## SHORT TASK
Examine the entries and show every line in which the word "коэффициентов" is found.

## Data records
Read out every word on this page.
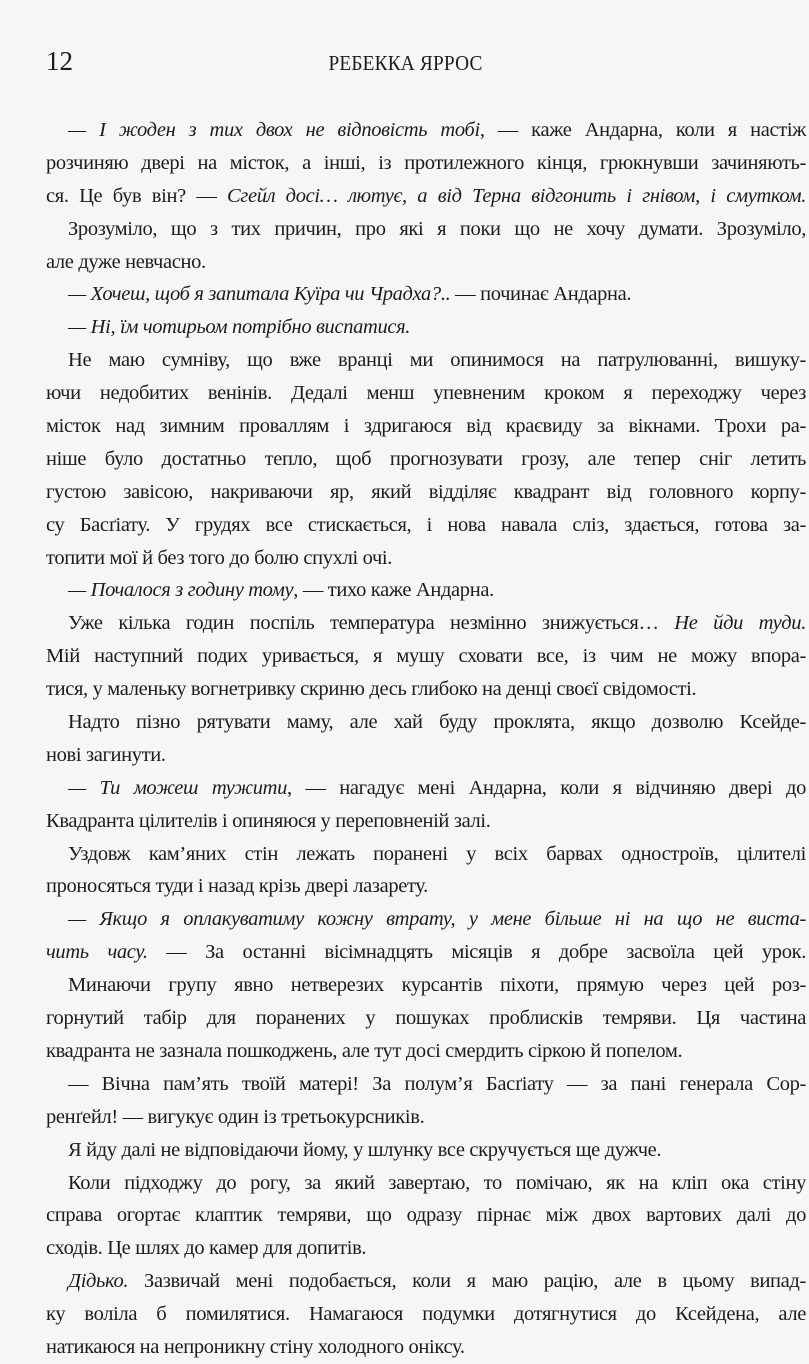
12	РЕБЕККА ЯРРОС
— I жоден з тих двох не відповість тобі, — каже Андарна, коли я настіж
розчиняю двері на місток, а інші, із протилежного кінця, грюкнувши зачиняють-
ся. Це був він? — Сгейл досі… лютує, а від Терна відгонить і гнівом, і смутком.
Зрозуміло, що з тих причин, про які я поки що не хочу думати. Зрозуміло,
але дуже невчасно.
— Хочеш, щоб я запитала Куїра чи Чрадха?.. — починає Андарна.
— Ні, їм чотирьом потрібно виспатися.
Не маю сумніву, що вже вранці ми опинимося на патрулюванні, вишуку-
ючи недобитих венінів. Дедалі менш упевненим кроком я переходжу через
місток над зимним проваллям і здригаюся від краєвиду за вікнами. Трохи ра-
ніше було достатньо тепло, щоб прогнозувати грозу, але тепер сніг летить
густою завісою, накриваючи яр, який відділяє квадрант від головного корпу-
су Басґіату. У грудях все стискається, і нова навала сліз, здається, готова за-
топити мої й без того до болю спухлі очі.
— Почалося з годину тому, — тихо каже Андарна.
Уже кілька годин поспіль температура незмінно знижується… Не йди туди.
Мій наступний подих уривається, я мушу сховати все, із чим не можу впора-
тися, у маленьку вогнетривку скриню десь глибоко на денці своєї свідомості.
Надто пізно рятувати маму, але хай буду проклята, якщо дозволю Ксейде-
нові загинути.
— Ти можеш тужити, — нагадує мені Андарна, коли я відчиняю двері до
Квадранта цілителів і опиняюся у переповненій залі.
Уздовж кам’яних стін лежать поранені у всіх барвах одностроїв, цілителі
проносяться туди і назад крізь двері лазарету.
— Якщо я оплакуватиму кожну втрату, у мене більше ні на що не виста-
чить часу. — За останні вісімнадцять місяців я добре засвоїла цей урок.
Минаючи групу явно нетверезих курсантів піхоти, прямую через цей роз-
горнутий табір для поранених у пошуках проблисків темряви. Ця частина
квадранта не зазнала пошкоджень, але тут досі смердить сіркою й попелом.
— Вічна пам’ять твоїй матері! За полум’я Басґіату — за пані генерала Сор-
ренґейл! — вигукує один із третьокурсників.
Я йду далі не відповідаючи йому, у шлунку все скручується ще дужче.
Коли підходжу до рогу, за який завертаю, то помічаю, як на кліп ока стіну
справа огортає клаптик темряви, що одразу пірнає між двох вартових далі до
сходів. Це шлях до камер для допитів.
Дідько. Зазвичай мені подобається, коли я маю рацію, але в цьому випад-
ку воліла б помилятися. Намагаюся подумки дотягнутися до Ксейдена, але
натикаюся на непроникну стіну холодного оніксу.
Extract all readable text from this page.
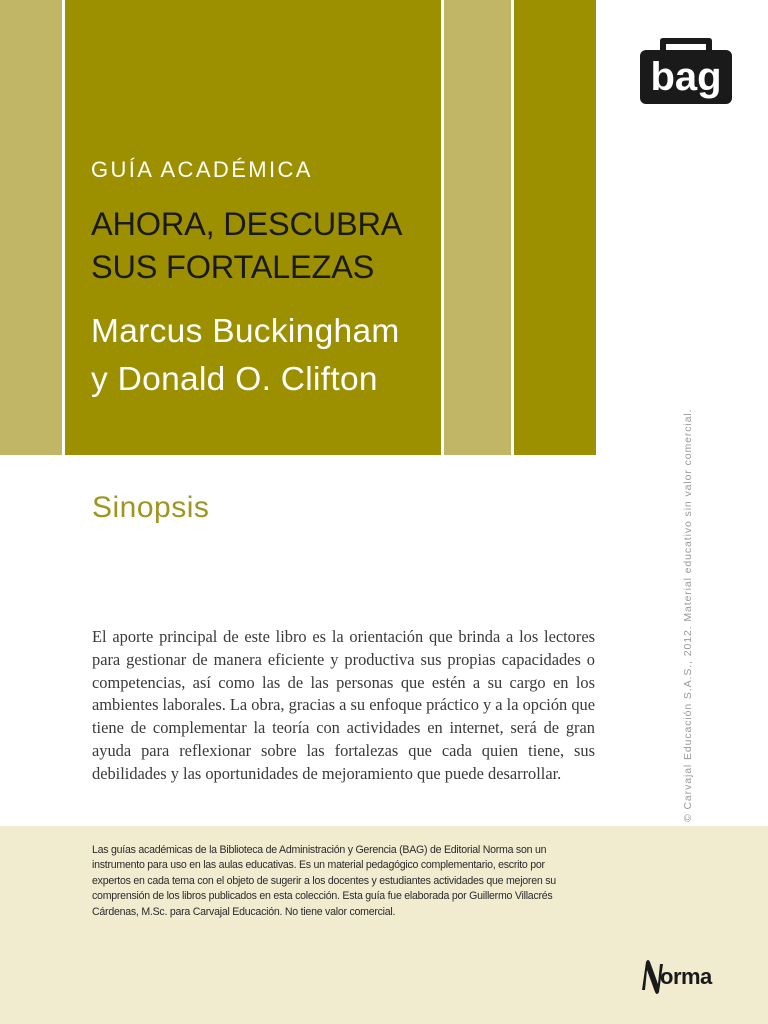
GUÍA ACADÉMICA

AHORA, DESCUBRA
SUS FORTALEZAS
Marcus Buckingham
y Donald O. Clifton
bag

© Carvajal Educación S.A.S., 2012. Material educativo sin valor comercial.

Sinopsis

El aporte principal de este libro es la orientación que brinda a los lectores para gestionar de manera eficiente y productiva sus propias capacidades o competencias, así como las de las personas que estén a su cargo en los ambientes laborales. La obra, gracias a su enfoque práctico y a la opción que tiene de complementar la teoría con actividades en internet, será de gran ayuda para reflexionar sobre las fortalezas que cada quien tiene, sus debilidades y las oportunidades de mejoramiento que puede desarrollar.

Las guías académicas de la Biblioteca de Administración y Gerencia (BAG) de Editorial Norma son un instrumento para uso en las aulas educativas. Es un material pedagógico complementario, escrito por expertos en cada tema con el objeto de sugerir a los docentes y estudiantes actividades que mejoren su comprensión de los libros publicados en esta colección. Esta guía fue elaborada por Guillermo Villacrés Cárdenas, M.Sc. para Carvajal Educación. No tiene valor comercial.

orma
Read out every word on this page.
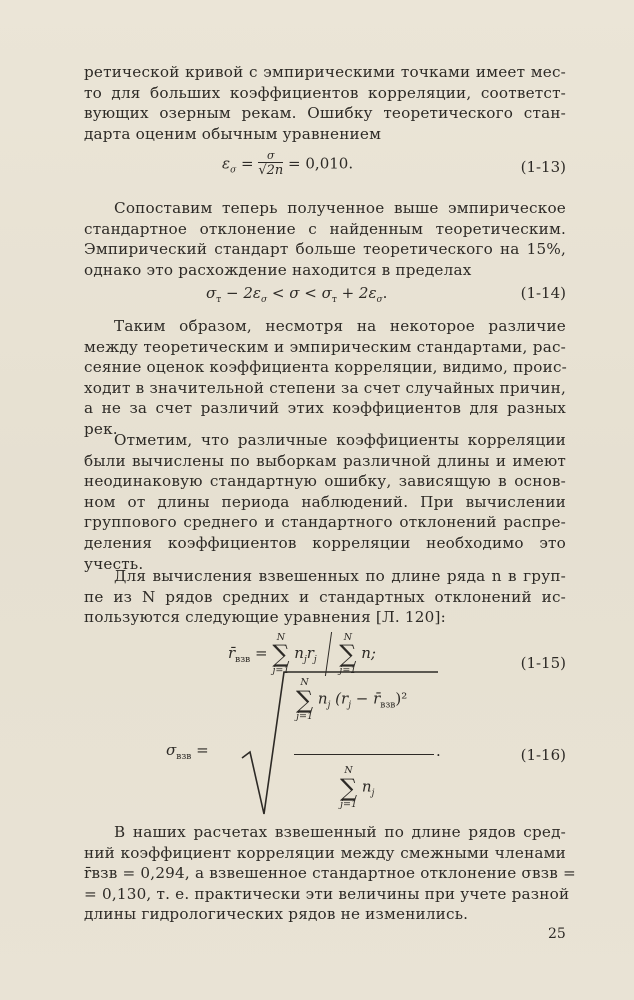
ретической кривой с эмпирическими точками имеет мес-
то для больших коэффициентов корреляции, соответст-
вующих озерным рекам. Ошибку теоретического стан-
дарта оценим обычным уравнением
$\varepsilon_\sigma = \frac{\sigma}{√2n} = 0,010$.	(1-13)
Сопоставим теперь полученное выше эмпирическое
стандартное отклонение с найденным теоретическим.
Эмпирический стандарт больше теоретического на 15%,
однако это расхождение находится в пределах
$\sigma_т - 2\varepsilon_\sigma < \sigma < \sigma_т + 2\varepsilon_\sigma$.	(1-14)
Таким образом, несмотря на некоторое различие
между теоретическим и эмпирическим стандартами, рас-
сеяние оценок коэффициента корреляции, видимо, проис-
ходит в значительной степени за счет случайных причин,
а не за счет различий этих коэффициентов для разных
рек.
Отметим, что различные коэффициенты корреляции
были вычислены по выборкам различной длины и имеют
неодинаковую стандартную ошибку, зависящую в основ-
ном от длины периода наблюдений. При вычислении
группового среднего и стандартного отклонений распре-
деления коэффициентов корреляции необходимо это
учесть.
Для вычисления взвешенных по длине ряда n в груп-
пе из N рядов средних и стандартных отклонений ис-
пользуются следующие уравнения [Л. 120]:
$r̄_{взв}$ =
N
∑
j=1
$n_jr_j$
N
∑
j=1
n;
(1-15)
$\sigma_{взв}$ =
N
∑
j=1
$n_j$ ($r_j$ − $r̄_{взв})^2$
.
N
∑
j=1
$n_j$
(1-16)
В наших расчетах взвешенный по длине рядов сред-
ний коэффициент корреляции между смежными членами
r̄взв = 0,294, а взвешенное стандартное отклонение σвзв =
= 0,130, т. е. практически эти величины при учете разной
длины гидрологических рядов не изменились.
25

## EXERCISE RESULT
то для больших коэффициентов корреляции, соответст-
а не за счет различий этих коэффициентов для разных
деления коэффициентов корреляции необходимо это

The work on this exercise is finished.